Reproduce every record below exactly as written, but leave out any pictures.

===== Listed records

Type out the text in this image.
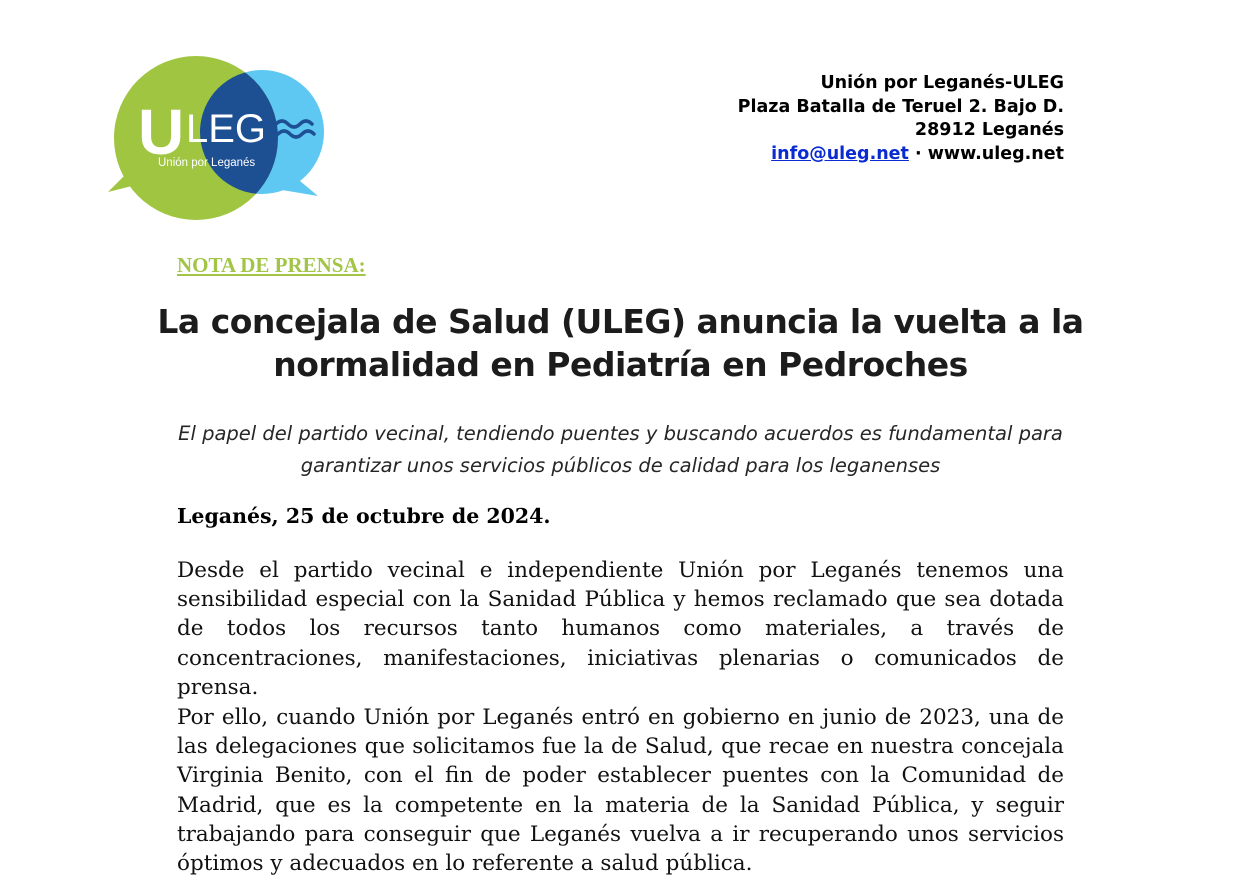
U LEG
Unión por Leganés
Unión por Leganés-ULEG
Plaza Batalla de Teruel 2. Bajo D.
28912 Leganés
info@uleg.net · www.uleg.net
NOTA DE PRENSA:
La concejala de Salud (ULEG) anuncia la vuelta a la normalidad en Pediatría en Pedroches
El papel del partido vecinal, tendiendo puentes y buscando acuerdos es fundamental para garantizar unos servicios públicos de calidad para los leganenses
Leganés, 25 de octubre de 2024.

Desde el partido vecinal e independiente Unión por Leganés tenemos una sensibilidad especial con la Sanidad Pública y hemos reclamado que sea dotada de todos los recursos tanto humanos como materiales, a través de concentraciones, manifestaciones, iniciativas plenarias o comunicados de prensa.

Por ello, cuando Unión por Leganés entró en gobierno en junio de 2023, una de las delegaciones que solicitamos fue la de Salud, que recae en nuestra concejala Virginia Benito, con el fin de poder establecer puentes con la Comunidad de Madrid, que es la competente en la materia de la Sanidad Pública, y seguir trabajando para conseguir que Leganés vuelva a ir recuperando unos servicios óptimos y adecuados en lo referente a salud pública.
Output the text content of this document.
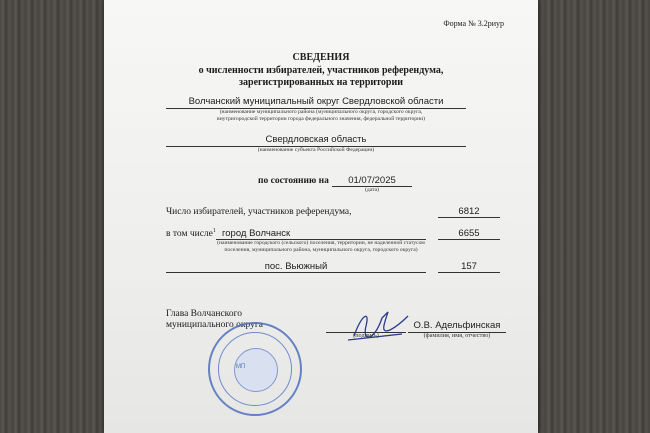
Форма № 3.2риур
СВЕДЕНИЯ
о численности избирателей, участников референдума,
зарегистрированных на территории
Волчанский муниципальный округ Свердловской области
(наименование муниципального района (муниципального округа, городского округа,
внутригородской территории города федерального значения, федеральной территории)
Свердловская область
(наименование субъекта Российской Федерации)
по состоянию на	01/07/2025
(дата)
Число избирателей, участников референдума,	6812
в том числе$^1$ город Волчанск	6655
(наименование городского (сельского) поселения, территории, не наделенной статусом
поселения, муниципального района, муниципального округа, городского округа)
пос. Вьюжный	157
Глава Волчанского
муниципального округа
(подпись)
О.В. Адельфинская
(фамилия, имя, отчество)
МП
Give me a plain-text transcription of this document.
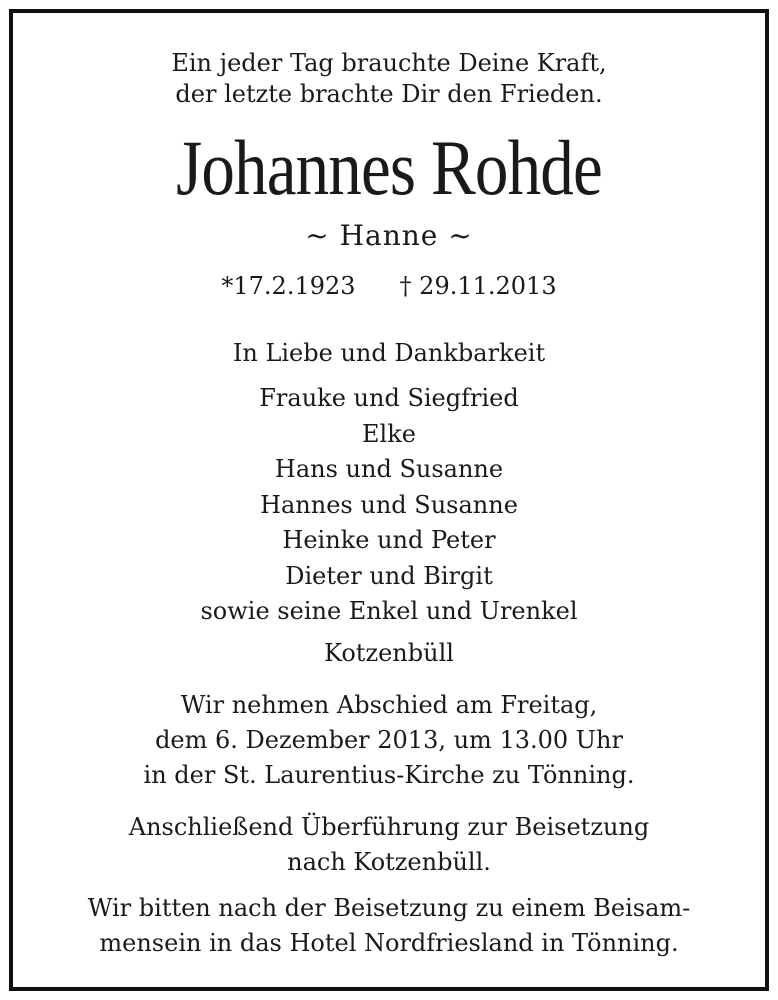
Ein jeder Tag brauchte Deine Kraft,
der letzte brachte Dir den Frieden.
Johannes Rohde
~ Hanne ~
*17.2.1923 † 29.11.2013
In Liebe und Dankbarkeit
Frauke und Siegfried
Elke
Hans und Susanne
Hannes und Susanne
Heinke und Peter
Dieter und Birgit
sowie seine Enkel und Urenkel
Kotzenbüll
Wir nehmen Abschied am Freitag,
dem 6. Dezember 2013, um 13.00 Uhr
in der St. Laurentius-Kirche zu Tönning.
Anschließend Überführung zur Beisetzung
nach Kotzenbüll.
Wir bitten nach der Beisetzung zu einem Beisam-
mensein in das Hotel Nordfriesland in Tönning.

==========

Full response
Type out the text in this image.
U LEG
Unión por Leganés
Unión por Leganés-ULEG
Plaza Batalla de Teruel 2. Bajo D.
28912 Leganés
info@uleg.net · www.uleg.net
NOTA DE PRENSA:
La concejala de Salud (ULEG) anuncia la vuelta a la normalidad en Pediatría en Pedroches
El papel del partido vecinal, tendiendo puentes y buscando acuerdos es fundamental para garantizar unos servicios públicos de calidad para los leganenses
Leganés, 25 de octubre de 2024.

Desde el partido vecinal e independiente Unión por Leganés tenemos una sensibilidad especial con la Sanidad Pública y hemos reclamado que sea dotada de todos los recursos tanto humanos como materiales, a través de concentraciones, manifestaciones, iniciativas plenarias o comunicados de prensa.

Por ello, cuando Unión por Leganés entró en gobierno en junio de 2023, una de las delegaciones que solicitamos fue la de Salud, que recae en nuestra concejala Virginia Benito, con el fin de poder establecer puentes con la Comunidad de Madrid, que es la competente en la materia de la Sanidad Pública, y seguir trabajando para conseguir que Leganés vuelva a ir recuperando unos servicios óptimos y adecuados en lo referente a salud pública.
Output the text content of this document.
Форма № 3.2риур
СВЕДЕНИЯ
о численности избирателей, участников референдума,
зарегистрированных на территории
Волчанский муниципальный округ Свердловской области
(наименование муниципального района (муниципального округа, городского округа,
внутригородской территории города федерального значения, федеральной территории)
Свердловская область
(наименование субъекта Российской Федерации)
по состоянию на	01/07/2025
(дата)
Число избирателей, участников референдума,	6812
в том числе$^1$ город Волчанск	6655
(наименование городского (сельского) поселения, территории, не наделенной статусом
поселения, муниципального района, муниципального округа, городского округа)
пос. Вьюжный	157
Глава Волчанского
муниципального округа
(подпись)
О.В. Адельфинская
(фамилия, имя, отчество)
МП
Give me a plain-text transcription of this document.
Ein jeder Tag brauchte Deine Kraft,
der letzte brachte Dir den Frieden.
Johannes Rohde
~ Hanne ~
*17.2.1923 † 29.11.2013
In Liebe und Dankbarkeit
Frauke und Siegfried
Elke
Hans und Susanne
Hannes und Susanne
Heinke und Peter
Dieter und Birgit
sowie seine Enkel und Urenkel
Kotzenbüll
Wir nehmen Abschied am Freitag,
dem 6. Dezember 2013, um 13.00 Uhr
in der St. Laurentius-Kirche zu Tönning.
Anschließend Überführung zur Beisetzung
nach Kotzenbüll.
Wir bitten nach der Beisetzung zu einem Beisam-
mensein in das Hotel Nordfriesland in Tönning.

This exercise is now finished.